*** Opening of DOCUMENT EXCERPT ***

But even so … What’s the problem? Who cares? Let the know-alls spout off. Just ignore them, nod and go your way. And yes, that’s usually the best response. Or when confronted with a full-on Life Choice Evangelist pestering you that their way really is the best, do as Burkeman suggests and agree vigorously with them, before exiting their company as quickly as possible. Those are my usual tactics. But as I have become sensitised to this phenomenon, I start to notice this kind of judgemental language in my own thinking and speech. And I’ve resolved to root it out and replace it with something more constructive. So, rather than telling, what about … just asking?
In an interview for the On Being podcast, poet and philosopher David Whyte talks about the concept of ‘asking the beautiful questions’. “The ability to ask beautiful questions, often in very unbeautiful moments, is one of the great disciplines of a human life. And a beautiful question starts to shape your identity as much by asking it, as it does by having it answered. You just have to keep asking. And before you know it, you will find yourself actually shaping a different life, meeting different people, finding conversations that are leading you in those directions that you wouldn’t even have seen before.”
A beautiful question is a notion that’s been kicked around by various writers and thinkers. Some talk about it as a way of asking revealing getting-to-know-you questions. The kind of questions that you are encouraged to ask on a date or of people with whom you wish to form a stronger connection. And maybe this leads to profound insights for some people, although these kind of hypothetical scenario-based questions range from the trite (What would constitute a “perfect” day for you?’, or ‘Given the choice of anyone in the world, whom would you want as a dinner guest?’), to the plain silly (‘Do you have a secret hunch about how you will die’? … really?).

*** Close of DOCUMENT EXCERPT ***
*** Opening of INFORMATION SHOWN ***

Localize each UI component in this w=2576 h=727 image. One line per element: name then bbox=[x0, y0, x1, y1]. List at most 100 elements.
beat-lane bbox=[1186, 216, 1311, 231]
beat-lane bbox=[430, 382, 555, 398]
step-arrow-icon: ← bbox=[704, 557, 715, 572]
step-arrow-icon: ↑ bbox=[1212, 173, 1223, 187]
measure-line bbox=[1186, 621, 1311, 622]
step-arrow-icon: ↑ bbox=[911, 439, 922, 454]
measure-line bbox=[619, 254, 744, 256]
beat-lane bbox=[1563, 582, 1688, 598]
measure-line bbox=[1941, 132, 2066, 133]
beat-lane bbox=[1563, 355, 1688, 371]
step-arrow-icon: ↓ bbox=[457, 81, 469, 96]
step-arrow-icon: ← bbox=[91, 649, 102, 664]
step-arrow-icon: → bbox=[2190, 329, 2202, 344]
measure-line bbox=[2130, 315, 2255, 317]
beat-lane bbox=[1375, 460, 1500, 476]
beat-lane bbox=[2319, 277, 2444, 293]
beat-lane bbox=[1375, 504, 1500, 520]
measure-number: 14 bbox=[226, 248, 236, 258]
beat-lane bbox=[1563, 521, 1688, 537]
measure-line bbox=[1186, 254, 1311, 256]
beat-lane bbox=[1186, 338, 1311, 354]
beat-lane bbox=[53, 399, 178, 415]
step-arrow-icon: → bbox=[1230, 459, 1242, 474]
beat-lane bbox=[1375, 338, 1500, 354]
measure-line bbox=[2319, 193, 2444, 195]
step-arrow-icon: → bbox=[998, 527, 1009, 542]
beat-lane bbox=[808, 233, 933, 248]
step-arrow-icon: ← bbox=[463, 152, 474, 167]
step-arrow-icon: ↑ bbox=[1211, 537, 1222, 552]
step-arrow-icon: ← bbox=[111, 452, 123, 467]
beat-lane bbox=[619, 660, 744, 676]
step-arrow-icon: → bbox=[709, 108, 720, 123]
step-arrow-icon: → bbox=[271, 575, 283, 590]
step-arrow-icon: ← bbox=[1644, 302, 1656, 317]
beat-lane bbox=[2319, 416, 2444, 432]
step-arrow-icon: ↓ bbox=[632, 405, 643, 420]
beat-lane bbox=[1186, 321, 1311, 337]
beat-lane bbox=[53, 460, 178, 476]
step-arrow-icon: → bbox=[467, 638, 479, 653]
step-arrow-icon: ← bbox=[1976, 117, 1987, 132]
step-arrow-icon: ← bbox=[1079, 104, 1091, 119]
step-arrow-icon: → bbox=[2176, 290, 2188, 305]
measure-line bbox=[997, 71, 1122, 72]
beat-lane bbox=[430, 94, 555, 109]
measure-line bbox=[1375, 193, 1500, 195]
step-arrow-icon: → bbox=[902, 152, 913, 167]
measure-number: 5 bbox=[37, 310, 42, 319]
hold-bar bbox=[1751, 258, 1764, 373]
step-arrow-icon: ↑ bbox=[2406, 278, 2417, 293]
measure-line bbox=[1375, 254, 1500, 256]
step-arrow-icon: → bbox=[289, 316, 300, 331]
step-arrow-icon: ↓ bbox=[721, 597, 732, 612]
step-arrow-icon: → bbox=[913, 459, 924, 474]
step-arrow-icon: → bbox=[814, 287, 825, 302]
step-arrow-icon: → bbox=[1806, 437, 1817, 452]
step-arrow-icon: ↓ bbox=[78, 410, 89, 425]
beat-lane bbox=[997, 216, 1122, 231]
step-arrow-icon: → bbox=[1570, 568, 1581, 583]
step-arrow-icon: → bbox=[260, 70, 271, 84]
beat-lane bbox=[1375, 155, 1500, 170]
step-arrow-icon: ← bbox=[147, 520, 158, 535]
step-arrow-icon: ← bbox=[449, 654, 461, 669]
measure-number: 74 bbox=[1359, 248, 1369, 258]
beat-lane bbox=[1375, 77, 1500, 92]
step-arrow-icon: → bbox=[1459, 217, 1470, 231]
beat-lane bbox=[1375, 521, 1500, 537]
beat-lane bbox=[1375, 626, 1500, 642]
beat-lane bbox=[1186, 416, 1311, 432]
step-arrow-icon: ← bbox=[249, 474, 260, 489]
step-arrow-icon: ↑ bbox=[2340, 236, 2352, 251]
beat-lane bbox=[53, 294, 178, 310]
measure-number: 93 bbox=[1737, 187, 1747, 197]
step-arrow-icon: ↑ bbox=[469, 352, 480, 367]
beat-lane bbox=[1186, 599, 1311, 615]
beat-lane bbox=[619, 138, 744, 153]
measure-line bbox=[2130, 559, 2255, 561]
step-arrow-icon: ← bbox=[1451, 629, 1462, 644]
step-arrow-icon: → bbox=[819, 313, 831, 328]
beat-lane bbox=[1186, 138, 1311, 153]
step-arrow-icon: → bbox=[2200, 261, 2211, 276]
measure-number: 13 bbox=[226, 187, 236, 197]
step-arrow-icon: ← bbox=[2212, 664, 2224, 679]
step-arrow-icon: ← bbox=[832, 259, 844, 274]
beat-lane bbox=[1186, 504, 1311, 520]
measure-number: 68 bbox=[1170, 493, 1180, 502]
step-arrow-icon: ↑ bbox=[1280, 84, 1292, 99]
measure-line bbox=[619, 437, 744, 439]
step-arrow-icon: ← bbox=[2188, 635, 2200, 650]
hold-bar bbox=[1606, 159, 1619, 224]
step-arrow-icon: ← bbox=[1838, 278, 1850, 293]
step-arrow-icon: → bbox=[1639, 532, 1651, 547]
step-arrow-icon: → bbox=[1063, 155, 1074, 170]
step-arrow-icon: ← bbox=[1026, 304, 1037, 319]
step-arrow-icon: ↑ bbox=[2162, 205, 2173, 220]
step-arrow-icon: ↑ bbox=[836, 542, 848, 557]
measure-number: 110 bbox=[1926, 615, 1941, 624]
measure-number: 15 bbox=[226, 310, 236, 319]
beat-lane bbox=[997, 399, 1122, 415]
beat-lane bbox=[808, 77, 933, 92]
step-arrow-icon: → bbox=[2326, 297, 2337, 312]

*** Close of INFORMATION SHOWN ***

ACTIVITY 1 = Rewrite the paragraph of the passage on beautiful questions that begins "In an interview for the On Being podcast" in fewer words, keeping its main facts.
ACTIVITY 2 = In the passage on beautiful questions, what does the writer say is usually the best response to know-alls?
ACTIVITY 3 = Please return the words of the passage on beautiful questions, starting with "But even so" and going on through "about … just asking?".
The items have nothing to do with this.

EXERCISE RESULT 1 = In an On Being podcast interview, poet and philosopher David Whyte discusses "asking the beautiful questions." He calls the ability to ask them, often in very unbeautiful moments, one of the great disciplines of a human life. A beautiful question shapes your identity as much through the asking as through the answer. If you keep asking, you find yourself shaping a different life, meeting different people and having conversations that lead in directions you wouldn't have seen before.

EXERCISE RESULT 2 = To ignore them, nod and go your way.

EXERCISE RESULT 3 =
But even so … What’s the problem? Who cares? Let the know-alls spout off. Just ignore them, nod and go your way. And yes, that’s usually the best response. Or when confronted with a full-on Life Choice Evangelist pestering you that their way really is the best, do as Burkeman suggests and agree vigorously with them, before exiting their company as quickly as possible. Those are my usual tactics. But as I have become sensitised to this phenomenon, I start to notice this kind of judgemental language in my own thinking and speech. And I’ve resolved to root it out and replace it with something more constructive. So, rather than telling, what about … just asking?